Work task 1 —
Retype a passage of the Home Monitoring System dataset description word for word, beginning at the words "Home Monitoring System is" and stopping after "baseline anomaly-detection workflows.".
Work task 2 —
Write what comes next in the Home Monitoring System dataset description, picking up after its final sentence.

Text —
===============
Home Monitoring System

Dataset Summary

Home Monitoring System is a tabular smart-home sensor dataset for research and prototyping in home monitoring, Internet of Things (IoT), activity-aware systems, energy monitoring, and baseline anomaly-detection workflows.

The dataset contains 5,040 timestamped records from a home-monitoring scenario sampled at regular 6-minute intervals over 21 days. Each row combines door activity, hallway motion, living-room temperature, fridge power consumption, and a label field.

Dataset Files

File Description
train.csv Main dataset file with timestamped smart-home sensor measurements

Dataset Details

Field Value
Dataset type Tabular time-series sensor data
Number of rows 5,040 data rows
Number of columns 8
Time range 2025-01-01 00:00:00 to 2025-01-21 23:54:00
Sampling interval 6 minutes
Label values in current file none
License MIT

Column Description

Column Type Description
timestamp datetime Timestamp for each observation
door_state_front numeric Front-door sensor signal
door_state_front_event_duration_seconds numeric Duration of the front-door event in seconds
motion_detected_hallway numeric Hallway motion sensor signal
motion_detected_hallway_event_duration_minutes numeric Duration of hallway motion event in minutes
temperature_living_room numeric Living-room temperature reading
power_consumption_fridge numeric Fridge power consumption reading
label categorical Event or condition label; current dataset rows are labeled none

Basic Statistics

Feature Minimum Maximum Mean
temperature_living_room 9.77 37.11 20.19
power_consumption_fridge 9 605 134.80
door_state_front 0 5.20 0.13
motion_detected_hallway 0 5.20 1.06

Non-zero activity appears in 135 rows for door_state_front and 1,104 rows for motion_detected_hallway.
===============
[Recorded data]
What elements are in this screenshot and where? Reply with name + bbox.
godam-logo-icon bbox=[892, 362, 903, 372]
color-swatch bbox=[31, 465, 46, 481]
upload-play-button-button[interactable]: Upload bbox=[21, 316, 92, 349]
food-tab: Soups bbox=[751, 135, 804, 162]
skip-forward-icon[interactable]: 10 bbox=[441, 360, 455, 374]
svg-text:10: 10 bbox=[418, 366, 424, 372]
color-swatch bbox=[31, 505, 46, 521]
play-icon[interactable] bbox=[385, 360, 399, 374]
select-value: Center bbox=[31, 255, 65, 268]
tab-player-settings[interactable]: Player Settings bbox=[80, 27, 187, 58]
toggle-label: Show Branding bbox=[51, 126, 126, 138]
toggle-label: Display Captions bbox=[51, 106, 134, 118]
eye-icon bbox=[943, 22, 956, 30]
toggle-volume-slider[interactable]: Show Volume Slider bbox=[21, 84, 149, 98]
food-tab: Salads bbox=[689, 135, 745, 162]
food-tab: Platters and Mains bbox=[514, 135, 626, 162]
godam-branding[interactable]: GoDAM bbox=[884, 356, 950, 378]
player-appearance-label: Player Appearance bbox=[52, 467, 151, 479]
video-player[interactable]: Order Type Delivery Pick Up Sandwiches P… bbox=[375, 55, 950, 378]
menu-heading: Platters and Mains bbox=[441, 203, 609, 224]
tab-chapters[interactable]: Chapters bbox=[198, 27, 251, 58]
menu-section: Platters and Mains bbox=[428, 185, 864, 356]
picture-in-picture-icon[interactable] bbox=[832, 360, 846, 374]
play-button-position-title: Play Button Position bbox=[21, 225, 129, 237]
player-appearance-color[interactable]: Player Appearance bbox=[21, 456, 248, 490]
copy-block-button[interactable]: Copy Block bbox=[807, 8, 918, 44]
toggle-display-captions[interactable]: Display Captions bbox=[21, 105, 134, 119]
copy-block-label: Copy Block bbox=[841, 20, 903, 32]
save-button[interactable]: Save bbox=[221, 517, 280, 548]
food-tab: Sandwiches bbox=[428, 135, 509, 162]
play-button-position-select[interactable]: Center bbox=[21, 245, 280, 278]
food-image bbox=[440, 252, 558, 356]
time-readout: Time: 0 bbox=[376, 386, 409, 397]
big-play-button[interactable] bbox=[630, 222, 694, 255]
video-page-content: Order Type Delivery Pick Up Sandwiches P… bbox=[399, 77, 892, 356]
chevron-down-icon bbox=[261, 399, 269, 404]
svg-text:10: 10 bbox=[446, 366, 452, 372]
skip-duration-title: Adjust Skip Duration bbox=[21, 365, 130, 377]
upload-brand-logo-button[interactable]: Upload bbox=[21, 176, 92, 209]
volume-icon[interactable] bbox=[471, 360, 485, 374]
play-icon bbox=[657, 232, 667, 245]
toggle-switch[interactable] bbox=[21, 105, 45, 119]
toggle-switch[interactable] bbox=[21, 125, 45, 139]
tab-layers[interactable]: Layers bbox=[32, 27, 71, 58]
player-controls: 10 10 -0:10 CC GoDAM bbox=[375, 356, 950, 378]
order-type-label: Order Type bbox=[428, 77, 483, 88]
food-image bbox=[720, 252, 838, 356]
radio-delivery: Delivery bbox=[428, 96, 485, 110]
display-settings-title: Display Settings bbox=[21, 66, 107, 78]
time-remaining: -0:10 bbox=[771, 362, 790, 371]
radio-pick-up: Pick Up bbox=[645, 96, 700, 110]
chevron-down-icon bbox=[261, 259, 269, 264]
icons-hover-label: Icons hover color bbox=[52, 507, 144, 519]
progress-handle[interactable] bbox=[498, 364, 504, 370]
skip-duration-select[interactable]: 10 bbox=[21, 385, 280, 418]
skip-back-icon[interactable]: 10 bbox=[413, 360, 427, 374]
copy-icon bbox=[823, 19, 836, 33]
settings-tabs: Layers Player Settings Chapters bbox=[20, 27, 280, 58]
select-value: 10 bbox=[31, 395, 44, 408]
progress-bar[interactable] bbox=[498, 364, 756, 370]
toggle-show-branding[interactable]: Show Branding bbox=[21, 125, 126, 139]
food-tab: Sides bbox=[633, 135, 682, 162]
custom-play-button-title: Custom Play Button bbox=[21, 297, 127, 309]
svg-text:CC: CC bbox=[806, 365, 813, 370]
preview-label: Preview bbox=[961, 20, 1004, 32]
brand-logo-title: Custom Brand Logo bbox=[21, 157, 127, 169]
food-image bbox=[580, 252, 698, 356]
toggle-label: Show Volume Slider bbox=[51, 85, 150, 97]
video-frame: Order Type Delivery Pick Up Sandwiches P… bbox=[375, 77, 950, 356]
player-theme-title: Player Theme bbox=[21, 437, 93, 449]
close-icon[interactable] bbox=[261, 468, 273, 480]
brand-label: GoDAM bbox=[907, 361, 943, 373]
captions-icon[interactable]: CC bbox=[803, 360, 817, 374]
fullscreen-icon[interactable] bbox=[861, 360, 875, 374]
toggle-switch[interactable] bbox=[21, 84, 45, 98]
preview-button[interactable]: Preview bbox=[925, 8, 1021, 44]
===============
Answer box 1 —
Home Monitoring System is a tabular smart-home sensor dataset for research and prototyping in home monitoring, Internet of Things (IoT), activity-aware systems, energy monitoring, and baseline anomaly-detection workflows.

Answer box 2 —
Intended Uses

This dataset can be used for:

  • Smart-home monitoring prototypes
  • IoT sensor data analysis
  • Time-series feature engineering
  • Baseline modeling for normal home operation
  • Anomaly-detection experiments using normal-only data
  • Energy monitoring and appliance-consumption analysis
  • Activity-aware home automation research
  • Teaching examples for tabular time-series preprocessing

Out-of-Scope Uses

This dataset should not be used as a standalone safety, health, clinical, elder-care, or security monitoring system. Any deployment in a real home-monitoring environment requires external validation, privacy review, operational testing, and domain-specific safeguards.

Loading the Dataset

Hugging Face datasets

from datasets import load_dataset

dataset = load_dataset("MBJamshidi/HomeMonitoringSystem")
train = dataset["train"]
print(train[0])

pandas

import pandas as pd

df = pd.read_csv("train.csv", parse_dates=["timestamp"])
print(df.head())

Example Preprocessing

import pandas as pd
from sklearn.model_selection import train_test_split

df = pd.read_csv("train.csv", parse_dates=["timestamp"])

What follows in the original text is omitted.